**OBJECTIVE**
Only the pictures are omitted; repeat all other data exactly.

**MATERIAL TO PROCESS**
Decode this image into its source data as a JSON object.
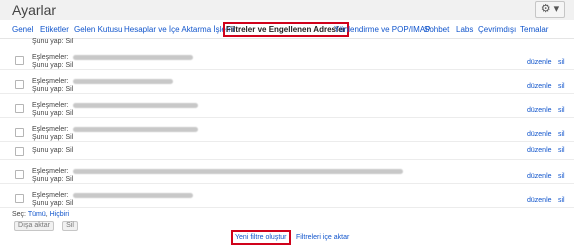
{
  "title": "Ayarlar",
  "gear": "⚙ ▾",
  "tabs": [
    {
      "label": "Genel"
    },
    {
      "label": "Etiketler"
    },
    {
      "label": "Gelen Kutusu"
    },
    {
      "label": "Hesaplar ve İçe Aktarma İşlemi"
    },
    {
      "label": "Filtreler ve Engellenen Adresler",
      "active": true
    },
    {
      "label": "Yönlendirme ve POP/IMAP"
    },
    {
      "label": "Sohbet"
    },
    {
      "label": "Labs"
    },
    {
      "label": "Çevrimdışı"
    },
    {
      "label": "Temalar"
    }
  ],
  "filters": {
    "row0_action": "Şunu yap: Sil",
    "match_label": "Eşleşmeler:",
    "action_label": "Şunu yap: Sil",
    "edit_label": "düzenle",
    "delete_label": "sil"
  },
  "select": {
    "prefix": "Seç:",
    "all": "Tümü",
    "sep": ",",
    "none": "Hiçbiri"
  },
  "buttons": {
    "export": "Dışa aktar",
    "delete": "Sil"
  },
  "links": {
    "create": "Yeni filtre oluştur",
    "import": "Filtreleri içe aktar"
  }
}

**WRITTEN SOLUTION**
Decode this image into its source data as a JSON object.
{
  "title": "Ayarlar",
  "gear": "⚙ ▾",
  "tabs": [
    {
      "label": "Genel"
    },
    {
      "label": "Etiketler"
    },
    {
      "label": "Gelen Kutusu"
    },
    {
      "label": "Hesaplar ve İçe Aktarma İşlemi"
    },
    {
      "label": "Filtreler ve Engellenen Adresler",
      "active": true
    },
    {
      "label": "Yönlendirme ve POP/IMAP"
    },
    {
      "label": "Sohbet"
    },
    {
      "label": "Labs"
    },
    {
      "label": "Çevrimdışı"
    },
    {
      "label": "Temalar"
    }
  ],
  "filters": {
    "row0_action": "Şunu yap: Sil",
    "match_label": "Eşleşmeler:",
    "action_label": "Şunu yap: Sil",
    "edit_label": "düzenle",
    "delete_label": "sil"
  },
  "select": {
    "prefix": "Seç:",
    "all": "Tümü",
    "sep": ",",
    "none": "Hiçbiri"
  },
  "buttons": {
    "export": "Dışa aktar",
    "delete": "Sil"
  },
  "links": {
    "create": "Yeni filtre oluştur",
    "import": "Filtreleri içe aktar"
  }
}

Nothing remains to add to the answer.